**Actions demandées**
[a] Résumez en quelques points le paragraphe de l'extrait sur la peinture qui commence par « Je me souviens d'un temps », sans perdre ses faits principaux.
[b] Écrivez la suite de l'extrait sur la peinture à partir de sa dernière phrase.

Girl with Orange Hair
by Jean Tabaud
(See Artwork H-32)

Je me souviens d'un temps, j'avais en fait à cette epoque une douzaine d'années, où je passais des heures à contempler un peintre qui d'une sorte de kiosque ouvert à tous vents, dans une station balnéaire, s'offrait gaillardement aux regards de la foulle dans le plein exercice de ses dons. Le ventre olympien, le mégot seul débonnaire au coin des lèvres, il chargeait un pinceau de rouge, et toc, toc, toc, successivement le passait sur trois toiles disposées côte à côte, puis c'était du vert, du blanc, etc…avec célérité, le bouquet de coquelicots ou le rocher dans la mer bleue s'enlevaient en trois exemplaires parfaits, identiques, sous les yeux émerveilés ou attendris des badauds en blazaire et chapeau de paille. Le soir, ces toiles se vendaient à la criée dans une grande animation. Auprès des marines, il y avait encore d'importantes séries de chats jouant avec des pelotes de laine.

Et de cardinaux au coin du feu, les joues benoitement enluminées à la lumière des bûches, lumière qui n'était pas perdue non lus par une spirituelle bouteille de bourgogne disposée à droite ou à gauche mais toujours à une honnête portée de bras. Ces scènes hivernales et douillettes effaçaient sans difficulté dans les coeurs, le mien y compris, la puissante odeur de vanille qui se promenait dans l'air sur fond de gaufre, le bruit proches des vagues et l'ideal ciel d'août étoilé! Quiconque se fût moqué de cette quotidienne communion eût certainement risqué d'avoir son canotier enfoncé jusqu'à la cravate ….

Plus tard, adolescent, j'ai visité des musées, et comme tout le monde, j'ai triomphé au bout de longues heures d'un petit besoin pressant que je promenais respectueusement, de chef-d'óeuvre en chef-d'oeuvre, d'une jambe sur l'autre. Les toiles les plus noircies m'emplissaient à coup sûr de vénération… Peut-être, dès lors, commençais-je, oh à peine, à pressentir l'essentielle distinction qui sépare la vénération de l'amour… Peut-être bien est-ce venu un peu plus tard, en tout cas je sortais du Louvre étreint de toute façon dans l'initiation.

Ces deux souvenirs, entre beaucoup d'analogues, demeurent en moi très vivants. La plénitude de ces moments, ma sincérité, le contentement que j'éprouvais alors, je ne les dénigre pas à présent lorsque je les vois chez d'autres pour les mêmes motifs ou dans la même brume officielle… Que la légitimité d'une émotion ou d'un plaisir ait si peu à faire avec le degré de ceux-ci, n'est-ce pas déroutant, cependant? Ceci dépasse largement le domaine de l'art, et si ce n'était, peu d'erreurs seraient faites en ce monde, peut-être même trop peu… En tous cas, un plaisir, une joie, ont une chaleur, une paix, qui en imposent toujours. Quand je vais de loin en loin chez ma mère, je ne peux jamais revoir une toile, suspendue au mur de la salle à manager depuis ma prime enfance, petit chats, toujours, jouant dans un compotier, sans être heureux de la retrouver là, plutôt qu'un Braque ou un Matisse. A dix-sept ou vingt ans j'avais eu un moment de zèle à entreprendre de la remplacer par quelque chose de mieux. J'avais contrarié ma bonne mère, allais-je la priver de ses petits deux chats pour lui imposer quelque image biscornue à son coeur? Il y a déjà tellement pis, tant d'élégants et de cultivés, à l'extase creuse de meringue…

Le diable s'en mêle lorsque les admirateurs bien-pensants deviennent agressifs et braquent leurs parapluies sur la peinture moderne. Quand la tolérance disparait les théories s'aiguisent, s'affrontent, mais les théories, en art comme en politique, n'ont guère le pouvoir de convaincre, d'avance on est acquit ou on ne l'est pas. Les raisonnements sont affaire d'intelligence et de culture et l'art s'ouvre d'abord au tempérament.

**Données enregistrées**
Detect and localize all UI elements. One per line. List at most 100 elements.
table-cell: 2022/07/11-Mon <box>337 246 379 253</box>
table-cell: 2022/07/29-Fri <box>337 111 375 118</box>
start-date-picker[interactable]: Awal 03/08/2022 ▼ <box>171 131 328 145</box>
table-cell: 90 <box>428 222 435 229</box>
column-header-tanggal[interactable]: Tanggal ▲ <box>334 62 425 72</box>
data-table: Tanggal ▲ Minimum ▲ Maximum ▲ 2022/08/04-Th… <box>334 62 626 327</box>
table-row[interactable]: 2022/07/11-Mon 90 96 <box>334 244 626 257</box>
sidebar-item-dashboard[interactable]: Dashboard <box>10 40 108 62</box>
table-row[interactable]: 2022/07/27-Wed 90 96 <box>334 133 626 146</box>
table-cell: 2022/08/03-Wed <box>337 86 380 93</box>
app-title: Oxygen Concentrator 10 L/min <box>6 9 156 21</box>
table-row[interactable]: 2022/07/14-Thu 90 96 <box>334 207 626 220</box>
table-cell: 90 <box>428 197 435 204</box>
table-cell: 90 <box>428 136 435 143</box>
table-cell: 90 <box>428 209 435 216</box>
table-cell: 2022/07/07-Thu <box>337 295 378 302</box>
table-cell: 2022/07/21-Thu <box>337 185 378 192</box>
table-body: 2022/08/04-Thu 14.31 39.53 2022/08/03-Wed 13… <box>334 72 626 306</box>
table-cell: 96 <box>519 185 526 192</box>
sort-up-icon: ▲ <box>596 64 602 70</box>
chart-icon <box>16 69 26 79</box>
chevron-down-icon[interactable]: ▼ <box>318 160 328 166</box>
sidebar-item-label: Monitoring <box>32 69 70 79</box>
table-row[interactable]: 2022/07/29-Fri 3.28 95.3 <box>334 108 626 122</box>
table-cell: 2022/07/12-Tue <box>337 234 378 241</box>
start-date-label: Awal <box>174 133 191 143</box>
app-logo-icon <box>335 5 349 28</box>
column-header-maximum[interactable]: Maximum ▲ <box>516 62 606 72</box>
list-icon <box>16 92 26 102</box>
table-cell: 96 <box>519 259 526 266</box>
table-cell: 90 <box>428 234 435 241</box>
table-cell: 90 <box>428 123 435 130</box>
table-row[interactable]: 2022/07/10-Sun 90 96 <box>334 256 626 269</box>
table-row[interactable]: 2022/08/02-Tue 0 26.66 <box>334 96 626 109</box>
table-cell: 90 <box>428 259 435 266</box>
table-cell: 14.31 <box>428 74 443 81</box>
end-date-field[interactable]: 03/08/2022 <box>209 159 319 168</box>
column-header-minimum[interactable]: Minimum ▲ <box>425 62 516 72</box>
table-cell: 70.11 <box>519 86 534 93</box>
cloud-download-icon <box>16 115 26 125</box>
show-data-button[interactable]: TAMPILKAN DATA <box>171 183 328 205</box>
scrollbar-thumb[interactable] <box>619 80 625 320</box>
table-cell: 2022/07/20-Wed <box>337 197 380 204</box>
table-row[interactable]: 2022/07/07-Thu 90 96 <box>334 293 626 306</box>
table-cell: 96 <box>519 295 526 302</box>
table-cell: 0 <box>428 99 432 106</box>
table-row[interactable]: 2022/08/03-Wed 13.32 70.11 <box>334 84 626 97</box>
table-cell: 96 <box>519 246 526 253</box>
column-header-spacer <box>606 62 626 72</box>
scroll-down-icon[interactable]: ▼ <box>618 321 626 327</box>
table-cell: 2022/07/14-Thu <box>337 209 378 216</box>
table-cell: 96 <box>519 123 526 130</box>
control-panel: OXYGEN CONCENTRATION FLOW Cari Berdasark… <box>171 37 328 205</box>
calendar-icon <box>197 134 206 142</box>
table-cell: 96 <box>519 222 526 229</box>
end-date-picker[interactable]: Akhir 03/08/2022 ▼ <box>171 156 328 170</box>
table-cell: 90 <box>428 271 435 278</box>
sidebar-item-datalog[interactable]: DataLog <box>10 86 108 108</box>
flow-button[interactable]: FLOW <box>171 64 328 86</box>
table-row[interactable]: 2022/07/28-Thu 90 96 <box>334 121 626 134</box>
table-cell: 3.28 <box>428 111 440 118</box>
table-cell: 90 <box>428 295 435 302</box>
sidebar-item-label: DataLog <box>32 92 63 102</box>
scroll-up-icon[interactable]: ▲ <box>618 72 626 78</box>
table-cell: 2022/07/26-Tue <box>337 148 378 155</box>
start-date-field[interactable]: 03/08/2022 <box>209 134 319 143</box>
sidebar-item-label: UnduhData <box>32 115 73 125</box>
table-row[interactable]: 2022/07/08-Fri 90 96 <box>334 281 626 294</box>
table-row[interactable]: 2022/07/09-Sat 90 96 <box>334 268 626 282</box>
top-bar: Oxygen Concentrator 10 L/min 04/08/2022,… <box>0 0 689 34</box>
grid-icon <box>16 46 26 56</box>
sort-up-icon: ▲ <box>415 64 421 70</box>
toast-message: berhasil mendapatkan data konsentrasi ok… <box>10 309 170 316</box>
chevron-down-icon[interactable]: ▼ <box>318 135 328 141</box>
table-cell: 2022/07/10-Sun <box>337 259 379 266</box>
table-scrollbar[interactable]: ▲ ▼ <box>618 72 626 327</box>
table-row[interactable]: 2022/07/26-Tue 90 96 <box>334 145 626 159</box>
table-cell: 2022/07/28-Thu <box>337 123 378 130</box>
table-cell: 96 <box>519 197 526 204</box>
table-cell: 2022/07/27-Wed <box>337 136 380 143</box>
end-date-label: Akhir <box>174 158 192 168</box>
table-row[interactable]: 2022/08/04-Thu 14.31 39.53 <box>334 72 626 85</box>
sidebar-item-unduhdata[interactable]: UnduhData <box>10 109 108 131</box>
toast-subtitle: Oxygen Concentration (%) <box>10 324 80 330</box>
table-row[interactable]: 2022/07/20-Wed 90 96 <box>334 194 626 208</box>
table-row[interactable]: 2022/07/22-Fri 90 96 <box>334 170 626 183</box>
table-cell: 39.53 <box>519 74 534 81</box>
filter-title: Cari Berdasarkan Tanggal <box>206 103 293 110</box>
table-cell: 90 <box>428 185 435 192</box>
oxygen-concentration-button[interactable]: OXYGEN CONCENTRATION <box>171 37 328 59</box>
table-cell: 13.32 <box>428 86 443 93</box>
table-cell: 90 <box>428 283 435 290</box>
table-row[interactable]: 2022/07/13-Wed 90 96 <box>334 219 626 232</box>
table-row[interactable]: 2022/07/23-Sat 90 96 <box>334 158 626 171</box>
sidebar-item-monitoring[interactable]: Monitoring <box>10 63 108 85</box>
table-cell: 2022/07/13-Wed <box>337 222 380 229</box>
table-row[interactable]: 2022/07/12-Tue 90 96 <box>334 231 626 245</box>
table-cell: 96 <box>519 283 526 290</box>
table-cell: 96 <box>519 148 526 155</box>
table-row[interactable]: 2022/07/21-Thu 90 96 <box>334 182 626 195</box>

**Réponses par consigne**
[a]
- Vers l'âge de douze ans, dans une station balnéaire, je passais des heures à regarder un peintre travailler dans un kiosque ouvert à tous, devant la foule.
- Il peignait trois toiles côte à côte en même temps : une couleur après l'autre, du rouge, puis du vert, du blanc, etc.
- Il obtenait très vite trois tableaux identiques, un bouquet de coquelicots ou un rocher dans la mer bleue, devant des passants en blazer et chapeau de paille, ravis.
- Le soir, ces toiles se vendaient à la criée, dans une grande animation.
- Il y avait aussi, à côté des marines, de grandes séries de chats jouant avec des pelotes de laine.

[b]
Si l'on découvre que la peinture est davantage un mode d'action qu'un passe-temps délicat, on admettra qu'elle réclame, comme tout acte majeur, un esprit d'entreprise et un certain courage. Le véritable artiste est, même sans qu'il le sache, un défricheur, tout comme les hommes d'adventure qui partirent à la recherche d'espaces vierges. L'art ne nait-il pas du besoin de s'évader du quotidien, de l'habituel? D'une foule d'hommes, il y en aura toujours la plupart qui agrandiront paisiblement leur champ à l'ombre rassurance du clocher et quelques-uns seulement qui s'expatrieront l'inconnu.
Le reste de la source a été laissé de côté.